PROBLEM DESCRIPTION: Repeat every entry in the listing below, exactly.

## start

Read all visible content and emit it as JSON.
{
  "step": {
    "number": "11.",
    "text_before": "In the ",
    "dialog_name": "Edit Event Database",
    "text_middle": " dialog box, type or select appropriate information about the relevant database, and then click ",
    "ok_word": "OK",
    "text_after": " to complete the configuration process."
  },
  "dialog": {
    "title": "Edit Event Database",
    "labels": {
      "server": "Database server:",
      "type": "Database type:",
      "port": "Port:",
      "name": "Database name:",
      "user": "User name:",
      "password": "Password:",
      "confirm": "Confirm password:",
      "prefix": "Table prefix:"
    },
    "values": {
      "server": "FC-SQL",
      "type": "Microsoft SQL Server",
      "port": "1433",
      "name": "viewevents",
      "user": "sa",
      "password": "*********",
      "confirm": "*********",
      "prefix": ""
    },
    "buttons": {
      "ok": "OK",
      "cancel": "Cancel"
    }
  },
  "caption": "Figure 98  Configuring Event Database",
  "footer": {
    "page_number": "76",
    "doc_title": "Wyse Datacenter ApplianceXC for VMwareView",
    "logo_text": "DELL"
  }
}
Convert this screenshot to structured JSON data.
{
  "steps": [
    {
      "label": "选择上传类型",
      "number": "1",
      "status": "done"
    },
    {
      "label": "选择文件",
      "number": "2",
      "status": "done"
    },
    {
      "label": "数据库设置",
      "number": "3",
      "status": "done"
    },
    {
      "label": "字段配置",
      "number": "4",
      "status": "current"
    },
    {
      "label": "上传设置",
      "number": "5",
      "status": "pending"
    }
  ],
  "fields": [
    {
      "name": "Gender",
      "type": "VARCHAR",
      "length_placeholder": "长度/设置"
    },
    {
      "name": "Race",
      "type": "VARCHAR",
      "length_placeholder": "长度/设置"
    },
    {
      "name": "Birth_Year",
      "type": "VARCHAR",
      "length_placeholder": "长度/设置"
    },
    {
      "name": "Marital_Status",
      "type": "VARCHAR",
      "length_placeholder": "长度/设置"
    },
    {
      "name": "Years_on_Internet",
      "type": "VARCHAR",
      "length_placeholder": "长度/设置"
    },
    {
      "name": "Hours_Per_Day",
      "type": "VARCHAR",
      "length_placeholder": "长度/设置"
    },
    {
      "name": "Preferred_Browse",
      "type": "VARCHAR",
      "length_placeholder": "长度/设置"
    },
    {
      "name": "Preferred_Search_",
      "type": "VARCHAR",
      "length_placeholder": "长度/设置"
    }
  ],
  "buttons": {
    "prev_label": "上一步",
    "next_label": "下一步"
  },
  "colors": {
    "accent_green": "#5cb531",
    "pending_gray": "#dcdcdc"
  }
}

## end

SOLUTION:
Read all visible content and emit it as JSON.
{
  "step": {
    "number": "11.",
    "text_before": "In the ",
    "dialog_name": "Edit Event Database",
    "text_middle": " dialog box, type or select appropriate information about the relevant database, and then click ",
    "ok_word": "OK",
    "text_after": " to complete the configuration process."
  },
  "dialog": {
    "title": "Edit Event Database",
    "labels": {
      "server": "Database server:",
      "type": "Database type:",
      "port": "Port:",
      "name": "Database name:",
      "user": "User name:",
      "password": "Password:",
      "confirm": "Confirm password:",
      "prefix": "Table prefix:"
    },
    "values": {
      "server": "FC-SQL",
      "type": "Microsoft SQL Server",
      "port": "1433",
      "name": "viewevents",
      "user": "sa",
      "password": "*********",
      "confirm": "*********",
      "prefix": ""
    },
    "buttons": {
      "ok": "OK",
      "cancel": "Cancel"
    }
  },
  "caption": "Figure 98  Configuring Event Database",
  "footer": {
    "page_number": "76",
    "doc_title": "Wyse Datacenter ApplianceXC for VMwareView",
    "logo_text": "DELL"
  }
}
Convert this screenshot to structured JSON data.
{
  "steps": [
    {
      "label": "选择上传类型",
      "number": "1",
      "status": "done"
    },
    {
      "label": "选择文件",
      "number": "2",
      "status": "done"
    },
    {
      "label": "数据库设置",
      "number": "3",
      "status": "done"
    },
    {
      "label": "字段配置",
      "number": "4",
      "status": "current"
    },
    {
      "label": "上传设置",
      "number": "5",
      "status": "pending"
    }
  ],
  "fields": [
    {
      "name": "Gender",
      "type": "VARCHAR",
      "length_placeholder": "长度/设置"
    },
    {
      "name": "Race",
      "type": "VARCHAR",
      "length_placeholder": "长度/设置"
    },
    {
      "name": "Birth_Year",
      "type": "VARCHAR",
      "length_placeholder": "长度/设置"
    },
    {
      "name": "Marital_Status",
      "type": "VARCHAR",
      "length_placeholder": "长度/设置"
    },
    {
      "name": "Years_on_Internet",
      "type": "VARCHAR",
      "length_placeholder": "长度/设置"
    },
    {
      "name": "Hours_Per_Day",
      "type": "VARCHAR",
      "length_placeholder": "长度/设置"
    },
    {
      "name": "Preferred_Browse",
      "type": "VARCHAR",
      "length_placeholder": "长度/设置"
    },
    {
      "name": "Preferred_Search_",
      "type": "VARCHAR",
      "length_placeholder": "长度/设置"
    }
  ],
  "buttons": {
    "prev_label": "上一步",
    "next_label": "下一步"
  },
  "colors": {
    "accent_green": "#5cb531",
    "pending_gray": "#dcdcdc"
  }
}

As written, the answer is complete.